→ **Data to process**:
*-*-*
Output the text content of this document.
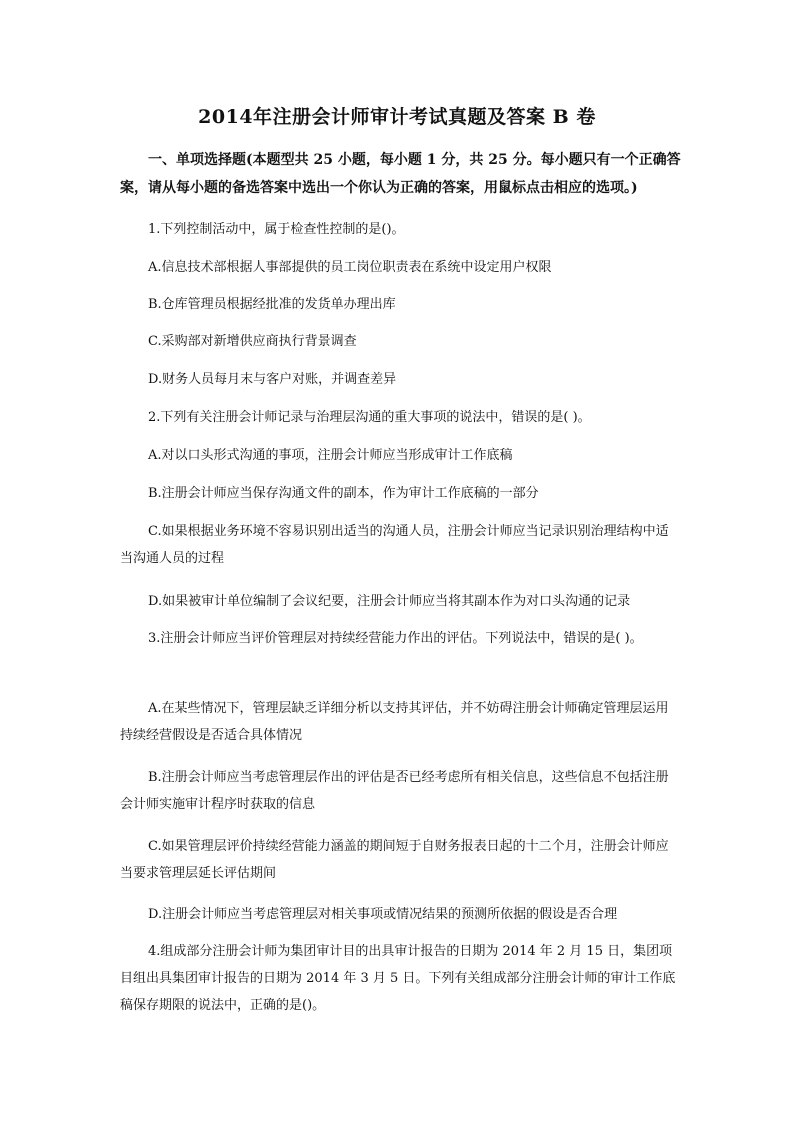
2014年注册会计师审计考试真题及答案 B 卷
一、单项选择题(本题型共 25 小题，每小题 1 分，共 25 分。每小题只有一个正确答案，请从每小题的备选答案中选出一个你认为正确的答案，用鼠标点击相应的选项。)
1.下列控制活动中，属于检查性控制的是()。
A.信息技术部根据人事部提供的员工岗位职责表在系统中设定用户权限
B.仓库管理员根据经批准的发货单办理出库
C.采购部对新增供应商执行背景调查
D.财务人员每月末与客户对账，并调查差异
2.下列有关注册会计师记录与治理层沟通的重大事项的说法中，错误的是( )。
A.对以口头形式沟通的事项，注册会计师应当形成审计工作底稿
B.注册会计师应当保存沟通文件的副本，作为审计工作底稿的一部分
C.如果根据业务环境不容易识别出适当的沟通人员，注册会计师应当记录识别治理结构中适当沟通人员的过程
D.如果被审计单位编制了会议纪要，注册会计师应当将其副本作为对口头沟通的记录
3.注册会计师应当评价管理层对持续经营能力作出的评估。下列说法中，错误的是( )。
A.在某些情况下，管理层缺乏详细分析以支持其评估，并不妨碍注册会计师确定管理层运用持续经营假设是否适合具体情况
B.注册会计师应当考虑管理层作出的评估是否已经考虑所有相关信息，这些信息不包括注册会计师实施审计程序时获取的信息
C.如果管理层评价持续经营能力涵盖的期间短于自财务报表日起的十二个月，注册会计师应当要求管理层延长评估期间
D.注册会计师应当考虑管理层对相关事项或情况结果的预测所依据的假设是否合理
4.组成部分注册会计师为集团审计目的出具审计报告的日期为 2014 年 2 月 15 日，集团项目组出具集团审计报告的日期为 2014 年 3 月 5 日。下列有关组成部分注册会计师的审计工作底稿保存期限的说法中，正确的是()。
*-*-*
→ **Short exercise**:
Your task is to retype all the entries exactly and leave out any pictures.

→ **Written answer**:
Output the text content of this document.
2014年注册会计师审计考试真题及答案 B 卷
一、单项选择题(本题型共 25 小题，每小题 1 分，共 25 分。每小题只有一个正确答案，请从每小题的备选答案中选出一个你认为正确的答案，用鼠标点击相应的选项。)
1.下列控制活动中，属于检查性控制的是()。
A.信息技术部根据人事部提供的员工岗位职责表在系统中设定用户权限
B.仓库管理员根据经批准的发货单办理出库
C.采购部对新增供应商执行背景调查
D.财务人员每月末与客户对账，并调查差异
2.下列有关注册会计师记录与治理层沟通的重大事项的说法中，错误的是( )。
A.对以口头形式沟通的事项，注册会计师应当形成审计工作底稿
B.注册会计师应当保存沟通文件的副本，作为审计工作底稿的一部分
C.如果根据业务环境不容易识别出适当的沟通人员，注册会计师应当记录识别治理结构中适当沟通人员的过程
D.如果被审计单位编制了会议纪要，注册会计师应当将其副本作为对口头沟通的记录
3.注册会计师应当评价管理层对持续经营能力作出的评估。下列说法中，错误的是( )。
A.在某些情况下，管理层缺乏详细分析以支持其评估，并不妨碍注册会计师确定管理层运用持续经营假设是否适合具体情况
B.注册会计师应当考虑管理层作出的评估是否已经考虑所有相关信息，这些信息不包括注册会计师实施审计程序时获取的信息
C.如果管理层评价持续经营能力涵盖的期间短于自财务报表日起的十二个月，注册会计师应当要求管理层延长评估期间
D.注册会计师应当考虑管理层对相关事项或情况结果的预测所依据的假设是否合理
4.组成部分注册会计师为集团审计目的出具审计报告的日期为 2014 年 2 月 15 日，集团项目组出具集团审计报告的日期为 2014 年 3 月 5 日。下列有关组成部分注册会计师的审计工作底稿保存期限的说法中，正确的是()。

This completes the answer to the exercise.